-- START OF Materials provided --

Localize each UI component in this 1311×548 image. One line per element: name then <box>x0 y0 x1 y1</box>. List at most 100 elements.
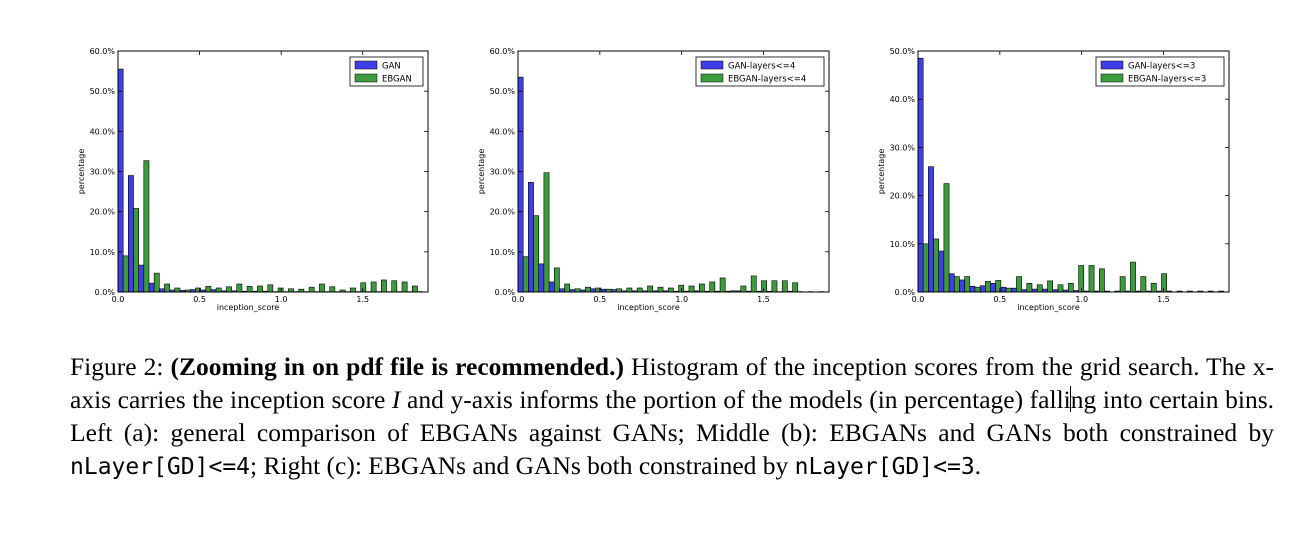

-- END OF Materials provided --
-- START OF Materials provided --

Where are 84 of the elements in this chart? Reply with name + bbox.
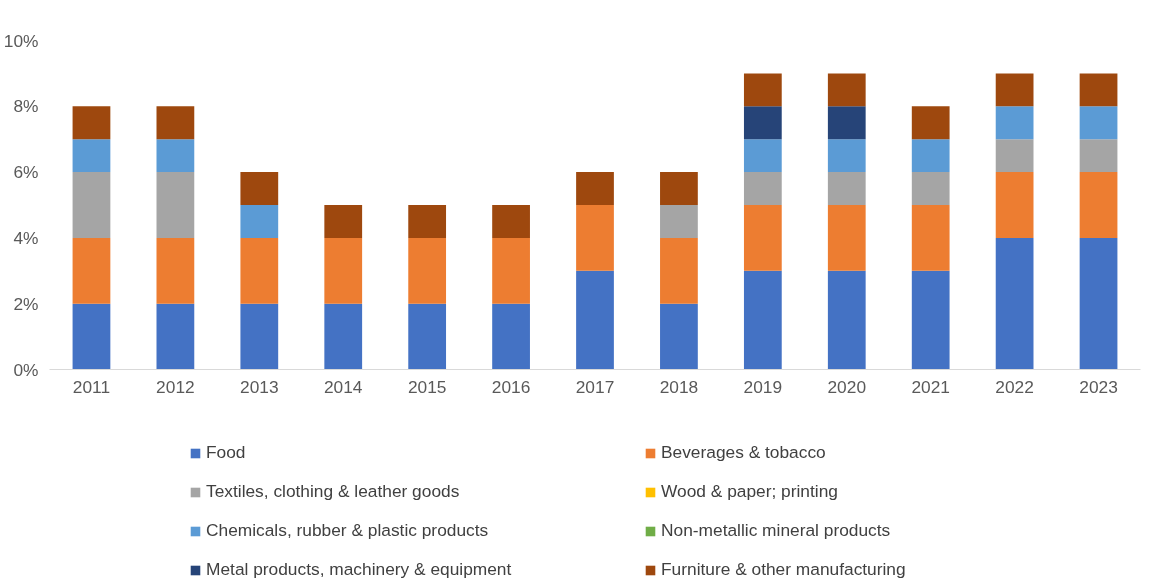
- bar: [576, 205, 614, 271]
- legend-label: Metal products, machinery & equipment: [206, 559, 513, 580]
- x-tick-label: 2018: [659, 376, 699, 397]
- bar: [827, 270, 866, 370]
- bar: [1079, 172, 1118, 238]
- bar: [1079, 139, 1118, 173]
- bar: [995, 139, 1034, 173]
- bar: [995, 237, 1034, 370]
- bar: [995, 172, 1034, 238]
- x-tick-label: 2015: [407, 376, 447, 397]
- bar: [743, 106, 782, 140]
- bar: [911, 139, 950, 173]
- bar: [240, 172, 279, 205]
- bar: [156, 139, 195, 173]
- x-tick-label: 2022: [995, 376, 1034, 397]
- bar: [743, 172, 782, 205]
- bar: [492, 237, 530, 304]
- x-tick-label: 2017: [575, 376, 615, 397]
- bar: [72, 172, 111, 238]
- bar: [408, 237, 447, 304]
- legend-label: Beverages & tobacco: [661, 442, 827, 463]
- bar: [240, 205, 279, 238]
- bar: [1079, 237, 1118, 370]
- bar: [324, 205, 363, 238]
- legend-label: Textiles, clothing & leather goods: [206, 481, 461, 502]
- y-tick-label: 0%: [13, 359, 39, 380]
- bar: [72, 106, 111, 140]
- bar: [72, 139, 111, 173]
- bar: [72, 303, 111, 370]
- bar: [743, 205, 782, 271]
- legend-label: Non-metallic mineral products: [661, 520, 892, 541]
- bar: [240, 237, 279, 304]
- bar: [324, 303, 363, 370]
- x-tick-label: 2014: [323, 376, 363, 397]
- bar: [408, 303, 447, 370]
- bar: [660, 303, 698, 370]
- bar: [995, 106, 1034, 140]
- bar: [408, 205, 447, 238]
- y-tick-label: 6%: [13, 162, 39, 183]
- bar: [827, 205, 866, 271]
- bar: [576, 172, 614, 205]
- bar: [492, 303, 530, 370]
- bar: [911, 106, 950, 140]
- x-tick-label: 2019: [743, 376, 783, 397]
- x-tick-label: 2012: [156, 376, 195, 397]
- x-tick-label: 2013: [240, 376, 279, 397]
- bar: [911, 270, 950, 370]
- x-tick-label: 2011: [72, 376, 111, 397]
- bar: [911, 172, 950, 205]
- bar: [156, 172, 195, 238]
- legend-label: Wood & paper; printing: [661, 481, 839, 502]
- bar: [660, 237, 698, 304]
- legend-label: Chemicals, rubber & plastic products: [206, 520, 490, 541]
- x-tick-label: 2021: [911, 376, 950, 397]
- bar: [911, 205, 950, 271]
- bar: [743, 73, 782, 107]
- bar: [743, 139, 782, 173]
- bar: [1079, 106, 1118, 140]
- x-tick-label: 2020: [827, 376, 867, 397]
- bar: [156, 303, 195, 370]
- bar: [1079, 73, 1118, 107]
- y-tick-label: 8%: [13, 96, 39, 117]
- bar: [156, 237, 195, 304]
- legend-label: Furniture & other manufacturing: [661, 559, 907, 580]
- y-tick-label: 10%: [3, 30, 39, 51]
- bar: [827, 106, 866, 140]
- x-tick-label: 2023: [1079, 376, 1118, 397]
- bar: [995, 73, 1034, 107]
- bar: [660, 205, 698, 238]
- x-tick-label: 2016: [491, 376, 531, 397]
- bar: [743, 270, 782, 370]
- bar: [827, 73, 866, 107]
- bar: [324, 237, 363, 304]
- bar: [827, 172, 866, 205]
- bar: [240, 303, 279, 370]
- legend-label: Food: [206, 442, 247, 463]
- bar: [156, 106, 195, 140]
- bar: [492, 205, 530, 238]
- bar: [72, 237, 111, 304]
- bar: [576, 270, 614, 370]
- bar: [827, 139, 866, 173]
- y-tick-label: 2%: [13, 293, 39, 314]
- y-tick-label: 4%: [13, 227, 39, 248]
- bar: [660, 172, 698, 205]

-- END OF Materials provided --

> [What you are asked to do] Rewrite the listing from the line that has "Where are 84" through the line that has "- bar: [324, 303, 363, 370]", swapping "legend-label" for "legend-text" and leaving everything else as it is. Omit the pictures from your answer.

> [Exercise answer]
Where are 84 of the elements in this chart? Reply with name + bbox.
- bar: [576, 205, 614, 271]
- legend-text: Metal products, machinery & equipment: [206, 559, 513, 580]
- x-tick-label: 2018: [659, 376, 699, 397]
- bar: [827, 270, 866, 370]
- bar: [1079, 172, 1118, 238]
- bar: [1079, 139, 1118, 173]
- bar: [995, 139, 1034, 173]
- bar: [995, 237, 1034, 370]
- bar: [995, 172, 1034, 238]
- x-tick-label: 2015: [407, 376, 447, 397]
- bar: [743, 106, 782, 140]
- bar: [911, 139, 950, 173]
- bar: [240, 172, 279, 205]
- bar: [156, 139, 195, 173]
- x-tick-label: 2022: [995, 376, 1034, 397]
- bar: [743, 172, 782, 205]
- bar: [492, 237, 530, 304]
- x-tick-label: 2017: [575, 376, 615, 397]
- bar: [72, 172, 111, 238]
- bar: [408, 237, 447, 304]
- legend-text: Beverages & tobacco: [661, 442, 827, 463]
- bar: [240, 205, 279, 238]
- bar: [1079, 237, 1118, 370]
- bar: [324, 205, 363, 238]
- legend-text: Textiles, clothing & leather goods: [206, 481, 461, 502]
- y-tick-label: 0%: [13, 359, 39, 380]
- bar: [72, 106, 111, 140]
- bar: [72, 139, 111, 173]
- bar: [72, 303, 111, 370]
- bar: [743, 205, 782, 271]
- legend-text: Non-metallic mineral products: [661, 520, 892, 541]
- bar: [240, 237, 279, 304]
- bar: [324, 303, 363, 370]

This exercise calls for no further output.